* _What you are asked to do_: In this exercise, return the whole listing exactly, excluding any images.

* _Information supplied_:
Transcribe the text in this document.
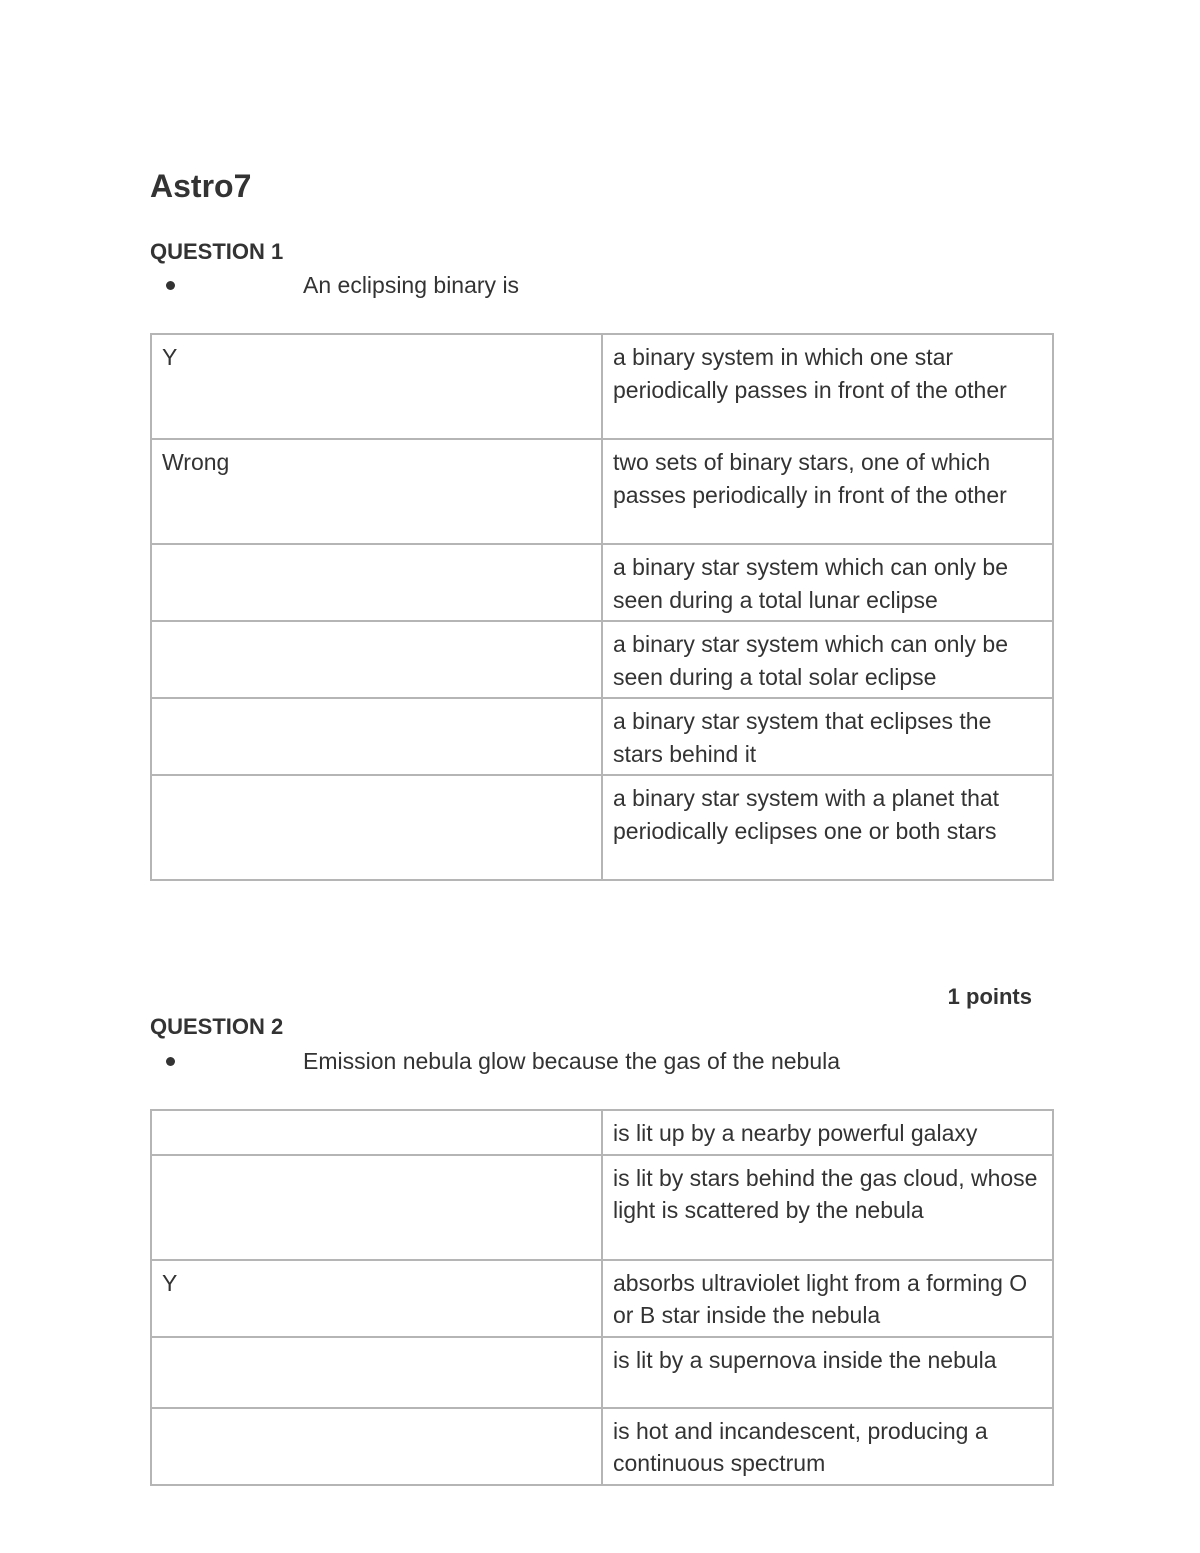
Astro7
QUESTION 1
An eclipsing binary is
Y	a binary system in which one star periodically passes in front of the other
Wrong	two sets of binary stars, one of which passes periodically in front of the other
	a binary star system which can only be seen during a total lunar eclipse
	a binary star system which can only be seen during a total solar eclipse
	a binary star system that eclipses the stars behind it
	a binary star system with a planet that periodically eclipses one or both stars
1 points
QUESTION 2
Emission nebula glow because the gas of the nebula
	is lit up by a nearby powerful galaxy
	is lit by stars behind the gas cloud, whose light is scattered by the nebula
Y	absorbs ultraviolet light from a forming O or B star inside the nebula
	is lit by a supernova inside the nebula
	is hot and incandescent, producing a continuous spectrum
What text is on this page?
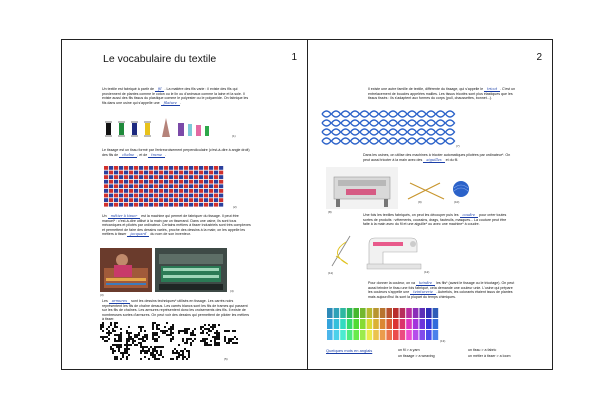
Le vocabulaire du textile	1
Un textile est fabriqué à partir de fil . La matière des fils varie : il existe des fils qui proviennent de plantes comme le coton ou le lin ou d'animaux comme la laine et la soie. Il existe aussi des fils tissus du plastique comme le polyester ou le polyamide. On fabrique les fils dans une usine qui s'appelle une filature .
(1)
Le tissage est un tissu formé par l'entrecroisement perpendiculaire (c'est-à-dire à angle droit) des fils de chaîne , et de trame .
(2)
Un métier à tisser est la machine qui permet de fabriquer du tissage. Il peut être manuel* : c'est-à-dire utilisé à la main par un tisserand. Dans une usine, ils sont tous mécaniques et pilotés par ordinateur. Certains métiers à tisser industriels sont très complexes et permettent de faire des dessins variés, proche des dessins à la main; on les appelle les métiers à tisser jacquard du nom de son inventeur.
(3)
(4)
Les armures sont les dessins techniques* utilisés en tissage. Les carrés noirs représentent les fils de chaîne dessus. Les carrés blancs sont les fils de trames qui passent sur les fils de chaînes. Les armures représentent donc les croisements des fils. Il existe de nombreuses sortes d'armures. On peut voir des dessins qui permettent de piloter les métiers à tisser.
(5)
2
Il existe une autre famille de textile, différente du tissage, qui s'appelle le tricot . C'est un entrelacement de boucles appelées mailles. Les tissus tricotés sont plus élastiques que les tissus tissés : ils s'adaptent aux formes du corps (pull, chaussettes, bonnet...).
(7)
Dans les usines, on utilise des machines à tricoter automatiques pilotées par ordinateur*. On peut aussi tricoter à la main avec des aiguilles et du fil.
(8)
(9)	(10)
Une fois les textiles fabriqués, on peut les découper puis les coudre pour créer toutes sortes de produits : vêtements, coussins, drags, fauteuils, masques... La couture peut être faite à la main avec du fil et une aiguille* ou avec une machine* à coudre.
(11)	(12)
Pour donner la couleur, on va teindre les fils* (avant le tissage ou le tricotage). On peut aussi teindre le tissu une fois fabriqué, cela demande une couleur unie. L'usine qui prépare les couleurs s'appelle une teinturerie . Autrefois, les colorants étaient issus de plantes mais aujourd'hui ils sont la plupart du temps chimiques.
(13)
Quelques mots en anglais	un fil > a yarn	un tissu > a fabric
un tissage > a weaving	un métier à tisser > a loom
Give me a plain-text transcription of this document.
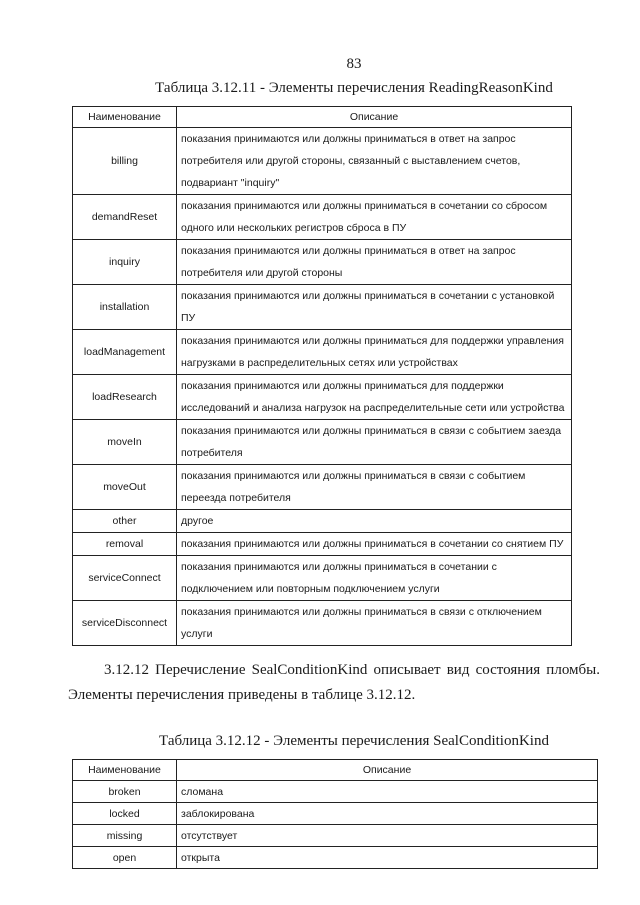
83
Таблица 3.12.11 - Элементы перечисления ReadingReasonKind
Наименование	Описание
billing	показания принимаются или должны приниматься в ответ на запрос потребителя или другой стороны, связанный с выставлением счетов, подвариант "inquiry"
demandReset	показания принимаются или должны приниматься в сочетании со сбросом одного или нескольких регистров сброса в ПУ
inquiry	показания принимаются или должны приниматься в ответ на запрос потребителя или другой стороны
installation	показания принимаются или должны приниматься в сочетании с установкой ПУ
loadManagement	показания принимаются или должны приниматься для поддержки управления нагрузками в распределительных сетях или устройствах
loadResearch	показания принимаются или должны приниматься для поддержки исследований и анализа нагрузок на распределительные сети или устройства
moveIn	показания принимаются или должны приниматься в связи с событием заезда потребителя
moveOut	показания принимаются или должны приниматься в связи с событием переезда потребителя
other	другое
removal	показания принимаются или должны приниматься в сочетании со снятием ПУ
serviceConnect	показания принимаются или должны приниматься в сочетании с подключением или повторным подключением услуги
serviceDisconnect	показания принимаются или должны приниматься в связи с отключением услуги
3.12.12 Перечисление SealConditionKind описывает вид состояния пломбы. Элементы перечисления приведены в таблице 3.12.12.
Таблица 3.12.12 - Элементы перечисления SealConditionKind
Наименование	Описание
broken	сломана
locked	заблокирована
missing	отсутствует
open	открыта
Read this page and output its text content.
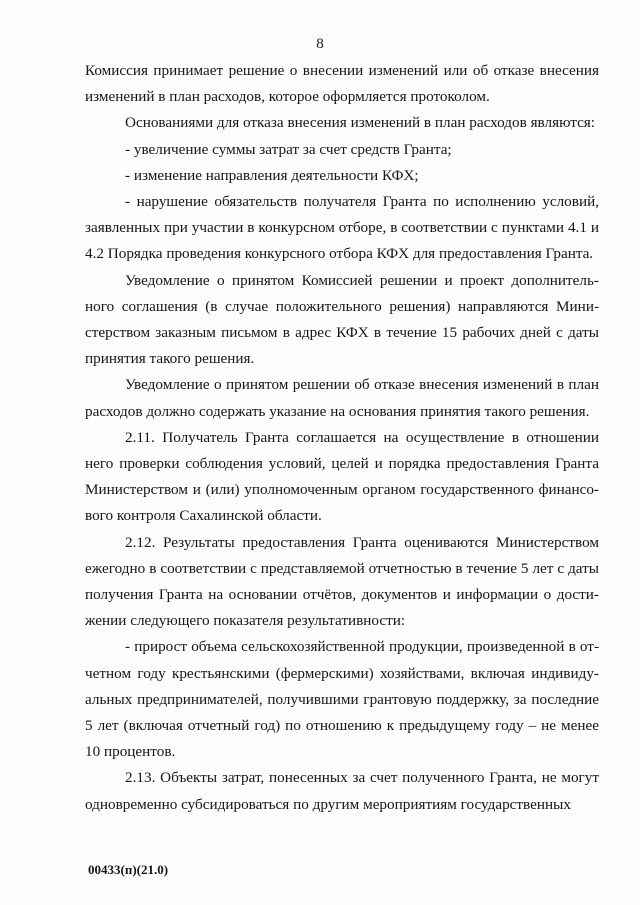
8

Комиссия принимает решение о внесении изменений или об отказе внесения изменений в план расходов, которое оформляется протоколом.

Основаниями для отказа внесения изменений в план расходов являются:

- увеличение суммы затрат за счет средств Гранта;

- изменение направления деятельности КФХ;

- нарушение обязательств получателя Гранта по исполнению условий, заявленных при участии в конкурсном отборе, в соответствии с пунктами 4.1 и 4.2 Порядка проведения конкурсного отбора КФХ для предоставления Гранта.

Уведомление о принятом Комиссией решении и проект дополнитель-ного соглашения (в случае положительного решения) направляются Мини-стерством заказным письмом в адрес КФХ в течение 15 рабочих дней с даты принятия такого решения.

Уведомление о принятом решении об отказе внесения изменений в план расходов должно содержать указание на основания принятия такого решения.

2.11. Получатель Гранта соглашается на осуществление в отношении него проверки соблюдения условий, целей и порядка предоставления Гранта Министерством и (или) уполномоченным органом государственного финансо-вого контроля Сахалинской области.

2.12. Результаты предоставления Гранта оцениваются Министерством ежегодно в соответствии с представляемой отчетностью в течение 5 лет с даты получения Гранта на основании отчётов, документов и информации о дости-жении следующего показателя результативности:

- прирост объема сельскохозяйственной продукции, произведенной в от-четном году крестьянскими (фермерскими) хозяйствами, включая индивиду-альных предпринимателей, получившими грантовую поддержку, за последние 5 лет (включая отчетный год) по отношению к предыдущему году – не менее 10 процентов.

2.13. Объекты затрат, понесенных за счет полученного Гранта, не могут одновременно субсидироваться по другим мероприятиям государственных

00433(п)(21.0)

* _Exercise solution_:
Transcribe the text in this document.
Astro7
QUESTION 1
An eclipsing binary is
Y	a binary system in which one star periodically passes in front of the other
Wrong	two sets of binary stars, one of which passes periodically in front of the other
	a binary star system which can only be seen during a total lunar eclipse
	a binary star system which can only be seen during a total solar eclipse
	a binary star system that eclipses the stars behind it
	a binary star system with a planet that periodically eclipses one or both stars
1 points
QUESTION 2
Emission nebula glow because the gas of the nebula
	is lit up by a nearby powerful galaxy
	is lit by stars behind the gas cloud, whose light is scattered by the nebula
Y	absorbs ultraviolet light from a forming O or B star inside the nebula
	is lit by a supernova inside the nebula
	is hot and incandescent, producing a continuous spectrum
What text is on this page?
Le vocabulaire du textile	1
Un textile est fabriqué à partir de fil . La matière des fils varie : il existe des fils qui proviennent de plantes comme le coton ou le lin ou d'animaux comme la laine et la soie. Il existe aussi des fils tissus du plastique comme le polyester ou le polyamide. On fabrique les fils dans une usine qui s'appelle une filature .
(1)
Le tissage est un tissu formé par l'entrecroisement perpendiculaire (c'est-à-dire à angle droit) des fils de chaîne , et de trame .
(2)
Un métier à tisser est la machine qui permet de fabriquer du tissage. Il peut être manuel* : c'est-à-dire utilisé à la main par un tisserand. Dans une usine, ils sont tous mécaniques et pilotés par ordinateur. Certains métiers à tisser industriels sont très complexes et permettent de faire des dessins variés, proche des dessins à la main; on les appelle les métiers à tisser jacquard du nom de son inventeur.
(3)
(4)
Les armures sont les dessins techniques* utilisés en tissage. Les carrés noirs représentent les fils de chaîne dessus. Les carrés blancs sont les fils de trames qui passent sur les fils de chaînes. Les armures représentent donc les croisements des fils. Il existe de nombreuses sortes d'armures. On peut voir des dessins qui permettent de piloter les métiers à tisser.
(5)
2
Il existe une autre famille de textile, différente du tissage, qui s'appelle le tricot . C'est un entrelacement de boucles appelées mailles. Les tissus tricotés sont plus élastiques que les tissus tissés : ils s'adaptent aux formes du corps (pull, chaussettes, bonnet...).
(7)
Dans les usines, on utilise des machines à tricoter automatiques pilotées par ordinateur*. On peut aussi tricoter à la main avec des aiguilles et du fil.
(8)
(9)	(10)
Une fois les textiles fabriqués, on peut les découper puis les coudre pour créer toutes sortes de produits : vêtements, coussins, drags, fauteuils, masques... La couture peut être faite à la main avec du fil et une aiguille* ou avec une machine* à coudre.
(11)	(12)
Pour donner la couleur, on va teindre les fils* (avant le tissage ou le tricotage). On peut aussi teindre le tissu une fois fabriqué, cela demande une couleur unie. L'usine qui prépare les couleurs s'appelle une teinturerie . Autrefois, les colorants étaient issus de plantes mais aujourd'hui ils sont la plupart du temps chimiques.
(13)
Quelques mots en anglais	un fil > a yarn	un tissu > a fabric
un tissage > a weaving	un métier à tisser > a loom
Give me a plain-text transcription of this document.
83
Таблица 3.12.11 - Элементы перечисления ReadingReasonKind
Наименование	Описание
billing	показания принимаются или должны приниматься в ответ на запрос потребителя или другой стороны, связанный с выставлением счетов, подвариант "inquiry"
demandReset	показания принимаются или должны приниматься в сочетании со сбросом одного или нескольких регистров сброса в ПУ
inquiry	показания принимаются или должны приниматься в ответ на запрос потребителя или другой стороны
installation	показания принимаются или должны приниматься в сочетании с установкой ПУ
loadManagement	показания принимаются или должны приниматься для поддержки управления нагрузками в распределительных сетях или устройствах
loadResearch	показания принимаются или должны приниматься для поддержки исследований и анализа нагрузок на распределительные сети или устройства
moveIn	показания принимаются или должны приниматься в связи с событием заезда потребителя
moveOut	показания принимаются или должны приниматься в связи с событием переезда потребителя
other	другое
removal	показания принимаются или должны приниматься в сочетании со снятием ПУ
serviceConnect	показания принимаются или должны приниматься в сочетании с подключением или повторным подключением услуги
serviceDisconnect	показания принимаются или должны приниматься в связи с отключением услуги
3.12.12 Перечисление SealConditionKind описывает вид состояния пломбы. Элементы перечисления приведены в таблице 3.12.12.
Таблица 3.12.12 - Элементы перечисления SealConditionKind
Наименование	Описание
broken	сломана
locked	заблокирована
missing	отсутствует
open	открыта
Read this page and output its text content.
8

Комиссия принимает решение о внесении изменений или об отказе внесения изменений в план расходов, которое оформляется протоколом.

Основаниями для отказа внесения изменений в план расходов являются:

- увеличение суммы затрат за счет средств Гранта;

- изменение направления деятельности КФХ;

- нарушение обязательств получателя Гранта по исполнению условий, заявленных при участии в конкурсном отборе, в соответствии с пунктами 4.1 и 4.2 Порядка проведения конкурсного отбора КФХ для предоставления Гранта.

Уведомление о принятом Комиссией решении и проект дополнитель-ного соглашения (в случае положительного решения) направляются Мини-стерством заказным письмом в адрес КФХ в течение 15 рабочих дней с даты принятия такого решения.

Уведомление о принятом решении об отказе внесения изменений в план расходов должно содержать указание на основания принятия такого решения.

2.11. Получатель Гранта соглашается на осуществление в отношении него проверки соблюдения условий, целей и порядка предоставления Гранта Министерством и (или) уполномоченным органом государственного финансо-вого контроля Сахалинской области.

2.12. Результаты предоставления Гранта оцениваются Министерством ежегодно в соответствии с представляемой отчетностью в течение 5 лет с даты получения Гранта на основании отчётов, документов и информации о дости-жении следующего показателя результативности:

- прирост объема сельскохозяйственной продукции, произведенной в от-четном году крестьянскими (фермерскими) хозяйствами, включая индивиду-альных предпринимателей, получившими грантовую поддержку, за последние 5 лет (включая отчетный год) по отношению к предыдущему году – не менее 10 процентов.

2.13. Объекты затрат, понесенных за счет полученного Гранта, не могут одновременно субсидироваться по другим мероприятиям государственных

00433(п)(21.0)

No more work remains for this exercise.